Your goal: Go through the data below and copy it exactly, skipping every picture.

Material to process:

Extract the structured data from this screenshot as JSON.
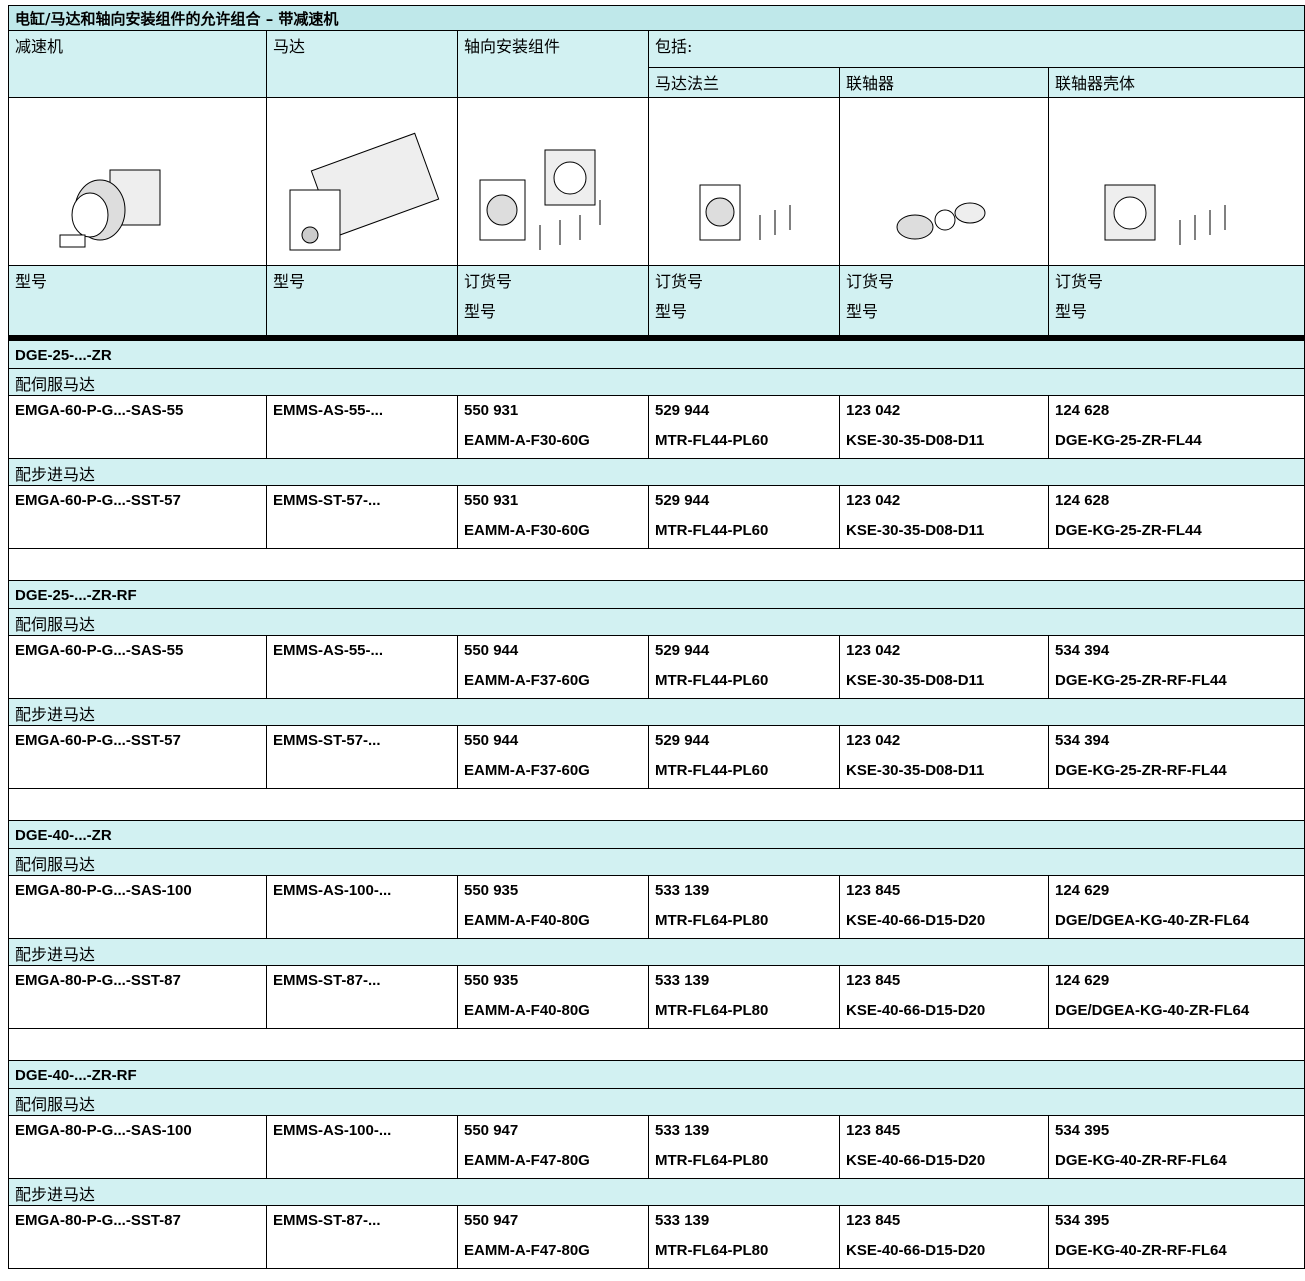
{
  "title": "电缸/马达和轴向安装组件的允许组合 – 带减速机",
  "header": {
    "columns": [
      "减速机",
      "马达",
      "轴向安装组件",
      "包括:"
    ],
    "subcolumns": [
      "马达法兰",
      "联轴器",
      "联轴器壳体"
    ],
    "labels": [
      [
        "型号"
      ],
      [
        "型号"
      ],
      [
        "订货号",
        "型号"
      ],
      [
        "订货号",
        "型号"
      ],
      [
        "订货号",
        "型号"
      ],
      [
        "订货号",
        "型号"
      ]
    ]
  },
  "groups": [
    {
      "name": "DGE-25-...-ZR",
      "sections": [
        {
          "label": "配伺服马达",
          "row": [
            "EMGA-60-P-G...-SAS-55",
            "EMMS-AS-55-...",
            [
              "550 931",
              "EAMM-A-F30-60G"
            ],
            [
              "529 944",
              "MTR-FL44-PL60"
            ],
            [
              "123 042",
              "KSE-30-35-D08-D11"
            ],
            [
              "124 628",
              "DGE-KG-25-ZR-FL44"
            ]
          ]
        },
        {
          "label": "配步进马达",
          "row": [
            "EMGA-60-P-G...-SST-57",
            "EMMS-ST-57-...",
            [
              "550 931",
              "EAMM-A-F30-60G"
            ],
            [
              "529 944",
              "MTR-FL44-PL60"
            ],
            [
              "123 042",
              "KSE-30-35-D08-D11"
            ],
            [
              "124 628",
              "DGE-KG-25-ZR-FL44"
            ]
          ]
        }
      ]
    },
    {
      "name": "DGE-25-...-ZR-RF",
      "sections": [
        {
          "label": "配伺服马达",
          "row": [
            "EMGA-60-P-G...-SAS-55",
            "EMMS-AS-55-...",
            [
              "550 944",
              "EAMM-A-F37-60G"
            ],
            [
              "529 944",
              "MTR-FL44-PL60"
            ],
            [
              "123 042",
              "KSE-30-35-D08-D11"
            ],
            [
              "534 394",
              "DGE-KG-25-ZR-RF-FL44"
            ]
          ]
        },
        {
          "label": "配步进马达",
          "row": [
            "EMGA-60-P-G...-SST-57",
            "EMMS-ST-57-...",
            [
              "550 944",
              "EAMM-A-F37-60G"
            ],
            [
              "529 944",
              "MTR-FL44-PL60"
            ],
            [
              "123 042",
              "KSE-30-35-D08-D11"
            ],
            [
              "534 394",
              "DGE-KG-25-ZR-RF-FL44"
            ]
          ]
        }
      ]
    },
    {
      "name": "DGE-40-...-ZR",
      "sections": [
        {
          "label": "配伺服马达",
          "row": [
            "EMGA-80-P-G...-SAS-100",
            "EMMS-AS-100-...",
            [
              "550 935",
              "EAMM-A-F40-80G"
            ],
            [
              "533 139",
              "MTR-FL64-PL80"
            ],
            [
              "123 845",
              "KSE-40-66-D15-D20"
            ],
            [
              "124 629",
              "DGE/DGEA-KG-40-ZR-FL64"
            ]
          ]
        },
        {
          "label": "配步进马达",
          "row": [
            "EMGA-80-P-G...-SST-87",
            "EMMS-ST-87-...",
            [
              "550 935",
              "EAMM-A-F40-80G"
            ],
            [
              "533 139",
              "MTR-FL64-PL80"
            ],
            [
              "123 845",
              "KSE-40-66-D15-D20"
            ],
            [
              "124 629",
              "DGE/DGEA-KG-40-ZR-FL64"
            ]
          ]
        }
      ]
    },
    {
      "name": "DGE-40-...-ZR-RF",
      "sections": [
        {
          "label": "配伺服马达",
          "row": [
            "EMGA-80-P-G...-SAS-100",
            "EMMS-AS-100-...",
            [
              "550 947",
              "EAMM-A-F47-80G"
            ],
            [
              "533 139",
              "MTR-FL64-PL80"
            ],
            [
              "123 845",
              "KSE-40-66-D15-D20"
            ],
            [
              "534 395",
              "DGE-KG-40-ZR-RF-FL64"
            ]
          ]
        },
        {
          "label": "配步进马达",
          "row": [
            "EMGA-80-P-G...-SST-87",
            "EMMS-ST-87-...",
            [
              "550 947",
              "EAMM-A-F47-80G"
            ],
            [
              "533 139",
              "MTR-FL64-PL80"
            ],
            [
              "123 845",
              "KSE-40-66-D15-D20"
            ],
            [
              "534 395",
              "DGE-KG-40-ZR-RF-FL64"
            ]
          ]
        }
      ]
    }
  ]
}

Result for this exercise:
Extract the structured data from this screenshot as JSON.
{
  "title": "电缸/马达和轴向安装组件的允许组合 – 带减速机",
  "header": {
    "columns": [
      "减速机",
      "马达",
      "轴向安装组件",
      "包括:"
    ],
    "subcolumns": [
      "马达法兰",
      "联轴器",
      "联轴器壳体"
    ],
    "labels": [
      [
        "型号"
      ],
      [
        "型号"
      ],
      [
        "订货号",
        "型号"
      ],
      [
        "订货号",
        "型号"
      ],
      [
        "订货号",
        "型号"
      ],
      [
        "订货号",
        "型号"
      ]
    ]
  },
  "groups": [
    {
      "name": "DGE-25-...-ZR",
      "sections": [
        {
          "label": "配伺服马达",
          "row": [
            "EMGA-60-P-G...-SAS-55",
            "EMMS-AS-55-...",
            [
              "550 931",
              "EAMM-A-F30-60G"
            ],
            [
              "529 944",
              "MTR-FL44-PL60"
            ],
            [
              "123 042",
              "KSE-30-35-D08-D11"
            ],
            [
              "124 628",
              "DGE-KG-25-ZR-FL44"
            ]
          ]
        },
        {
          "label": "配步进马达",
          "row": [
            "EMGA-60-P-G...-SST-57",
            "EMMS-ST-57-...",
            [
              "550 931",
              "EAMM-A-F30-60G"
            ],
            [
              "529 944",
              "MTR-FL44-PL60"
            ],
            [
              "123 042",
              "KSE-30-35-D08-D11"
            ],
            [
              "124 628",
              "DGE-KG-25-ZR-FL44"
            ]
          ]
        }
      ]
    },
    {
      "name": "DGE-25-...-ZR-RF",
      "sections": [
        {
          "label": "配伺服马达",
          "row": [
            "EMGA-60-P-G...-SAS-55",
            "EMMS-AS-55-...",
            [
              "550 944",
              "EAMM-A-F37-60G"
            ],
            [
              "529 944",
              "MTR-FL44-PL60"
            ],
            [
              "123 042",
              "KSE-30-35-D08-D11"
            ],
            [
              "534 394",
              "DGE-KG-25-ZR-RF-FL44"
            ]
          ]
        },
        {
          "label": "配步进马达",
          "row": [
            "EMGA-60-P-G...-SST-57",
            "EMMS-ST-57-...",
            [
              "550 944",
              "EAMM-A-F37-60G"
            ],
            [
              "529 944",
              "MTR-FL44-PL60"
            ],
            [
              "123 042",
              "KSE-30-35-D08-D11"
            ],
            [
              "534 394",
              "DGE-KG-25-ZR-RF-FL44"
            ]
          ]
        }
      ]
    },
    {
      "name": "DGE-40-...-ZR",
      "sections": [
        {
          "label": "配伺服马达",
          "row": [
            "EMGA-80-P-G...-SAS-100",
            "EMMS-AS-100-...",
            [
              "550 935",
              "EAMM-A-F40-80G"
            ],
            [
              "533 139",
              "MTR-FL64-PL80"
            ],
            [
              "123 845",
              "KSE-40-66-D15-D20"
            ],
            [
              "124 629",
              "DGE/DGEA-KG-40-ZR-FL64"
            ]
          ]
        },
        {
          "label": "配步进马达",
          "row": [
            "EMGA-80-P-G...-SST-87",
            "EMMS-ST-87-...",
            [
              "550 935",
              "EAMM-A-F40-80G"
            ],
            [
              "533 139",
              "MTR-FL64-PL80"
            ],
            [
              "123 845",
              "KSE-40-66-D15-D20"
            ],
            [
              "124 629",
              "DGE/DGEA-KG-40-ZR-FL64"
            ]
          ]
        }
      ]
    },
    {
      "name": "DGE-40-...-ZR-RF",
      "sections": [
        {
          "label": "配伺服马达",
          "row": [
            "EMGA-80-P-G...-SAS-100",
            "EMMS-AS-100-...",
            [
              "550 947",
              "EAMM-A-F47-80G"
            ],
            [
              "533 139",
              "MTR-FL64-PL80"
            ],
            [
              "123 845",
              "KSE-40-66-D15-D20"
            ],
            [
              "534 395",
              "DGE-KG-40-ZR-RF-FL64"
            ]
          ]
        },
        {
          "label": "配步进马达",
          "row": [
            "EMGA-80-P-G...-SST-87",
            "EMMS-ST-87-...",
            [
              "550 947",
              "EAMM-A-F47-80G"
            ],
            [
              "533 139",
              "MTR-FL64-PL80"
            ],
            [
              "123 845",
              "KSE-40-66-D15-D20"
            ],
            [
              "534 395",
              "DGE-KG-40-ZR-RF-FL64"
            ]
          ]
        }
      ]
    }
  ]
}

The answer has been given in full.